[EXERCISE PROMPT]:
Write out the full listing again, exactly as it stands.

[Dataset records]
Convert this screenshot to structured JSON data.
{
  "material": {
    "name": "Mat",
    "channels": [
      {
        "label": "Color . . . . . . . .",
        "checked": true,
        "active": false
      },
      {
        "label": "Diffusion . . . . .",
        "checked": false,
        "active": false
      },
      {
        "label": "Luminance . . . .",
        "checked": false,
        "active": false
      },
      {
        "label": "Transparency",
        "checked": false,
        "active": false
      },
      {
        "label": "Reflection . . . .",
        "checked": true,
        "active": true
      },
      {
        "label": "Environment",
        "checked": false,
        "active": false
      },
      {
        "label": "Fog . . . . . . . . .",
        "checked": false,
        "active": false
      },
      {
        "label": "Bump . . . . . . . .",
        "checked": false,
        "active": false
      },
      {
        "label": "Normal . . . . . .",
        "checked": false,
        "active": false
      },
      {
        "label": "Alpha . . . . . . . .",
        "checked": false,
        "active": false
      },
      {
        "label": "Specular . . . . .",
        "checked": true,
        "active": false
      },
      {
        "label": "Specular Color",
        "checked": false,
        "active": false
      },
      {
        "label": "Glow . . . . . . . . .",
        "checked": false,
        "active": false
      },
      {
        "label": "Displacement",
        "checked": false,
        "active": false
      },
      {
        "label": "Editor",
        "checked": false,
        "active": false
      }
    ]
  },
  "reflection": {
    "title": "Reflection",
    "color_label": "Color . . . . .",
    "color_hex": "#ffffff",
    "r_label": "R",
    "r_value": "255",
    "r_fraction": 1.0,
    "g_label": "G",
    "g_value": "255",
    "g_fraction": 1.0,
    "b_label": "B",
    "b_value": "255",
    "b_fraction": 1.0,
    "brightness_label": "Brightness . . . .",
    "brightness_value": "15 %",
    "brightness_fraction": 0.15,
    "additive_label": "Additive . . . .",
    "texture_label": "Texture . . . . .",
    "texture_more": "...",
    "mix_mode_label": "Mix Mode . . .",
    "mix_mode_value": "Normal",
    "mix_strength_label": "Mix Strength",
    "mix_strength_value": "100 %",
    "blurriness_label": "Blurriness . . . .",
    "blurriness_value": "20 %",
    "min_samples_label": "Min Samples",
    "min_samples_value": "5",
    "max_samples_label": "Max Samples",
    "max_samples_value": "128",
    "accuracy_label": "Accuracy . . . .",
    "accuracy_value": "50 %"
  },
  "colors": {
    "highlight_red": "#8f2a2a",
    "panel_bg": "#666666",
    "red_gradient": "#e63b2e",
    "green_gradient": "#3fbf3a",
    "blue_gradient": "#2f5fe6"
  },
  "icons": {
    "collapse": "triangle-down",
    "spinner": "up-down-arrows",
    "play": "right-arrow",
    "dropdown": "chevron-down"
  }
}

[WRITTEN SOLUTION]:
Convert this screenshot to structured JSON data.
{
  "material": {
    "name": "Mat",
    "channels": [
      {
        "label": "Color . . . . . . . .",
        "checked": true,
        "active": false
      },
      {
        "label": "Diffusion . . . . .",
        "checked": false,
        "active": false
      },
      {
        "label": "Luminance . . . .",
        "checked": false,
        "active": false
      },
      {
        "label": "Transparency",
        "checked": false,
        "active": false
      },
      {
        "label": "Reflection . . . .",
        "checked": true,
        "active": true
      },
      {
        "label": "Environment",
        "checked": false,
        "active": false
      },
      {
        "label": "Fog . . . . . . . . .",
        "checked": false,
        "active": false
      },
      {
        "label": "Bump . . . . . . . .",
        "checked": false,
        "active": false
      },
      {
        "label": "Normal . . . . . .",
        "checked": false,
        "active": false
      },
      {
        "label": "Alpha . . . . . . . .",
        "checked": false,
        "active": false
      },
      {
        "label": "Specular . . . . .",
        "checked": true,
        "active": false
      },
      {
        "label": "Specular Color",
        "checked": false,
        "active": false
      },
      {
        "label": "Glow . . . . . . . . .",
        "checked": false,
        "active": false
      },
      {
        "label": "Displacement",
        "checked": false,
        "active": false
      },
      {
        "label": "Editor",
        "checked": false,
        "active": false
      }
    ]
  },
  "reflection": {
    "title": "Reflection",
    "color_label": "Color . . . . .",
    "color_hex": "#ffffff",
    "r_label": "R",
    "r_value": "255",
    "r_fraction": 1.0,
    "g_label": "G",
    "g_value": "255",
    "g_fraction": 1.0,
    "b_label": "B",
    "b_value": "255",
    "b_fraction": 1.0,
    "brightness_label": "Brightness . . . .",
    "brightness_value": "15 %",
    "brightness_fraction": 0.15,
    "additive_label": "Additive . . . .",
    "texture_label": "Texture . . . . .",
    "texture_more": "...",
    "mix_mode_label": "Mix Mode . . .",
    "mix_mode_value": "Normal",
    "mix_strength_label": "Mix Strength",
    "mix_strength_value": "100 %",
    "blurriness_label": "Blurriness . . . .",
    "blurriness_value": "20 %",
    "min_samples_label": "Min Samples",
    "min_samples_value": "5",
    "max_samples_label": "Max Samples",
    "max_samples_value": "128",
    "accuracy_label": "Accuracy . . . .",
    "accuracy_value": "50 %"
  },
  "colors": {
    "highlight_red": "#8f2a2a",
    "panel_bg": "#666666",
    "red_gradient": "#e63b2e",
    "green_gradient": "#3fbf3a",
    "blue_gradient": "#2f5fe6"
  },
  "icons": {
    "collapse": "triangle-down",
    "spinner": "up-down-arrows",
    "play": "right-arrow",
    "dropdown": "chevron-down"
  }
}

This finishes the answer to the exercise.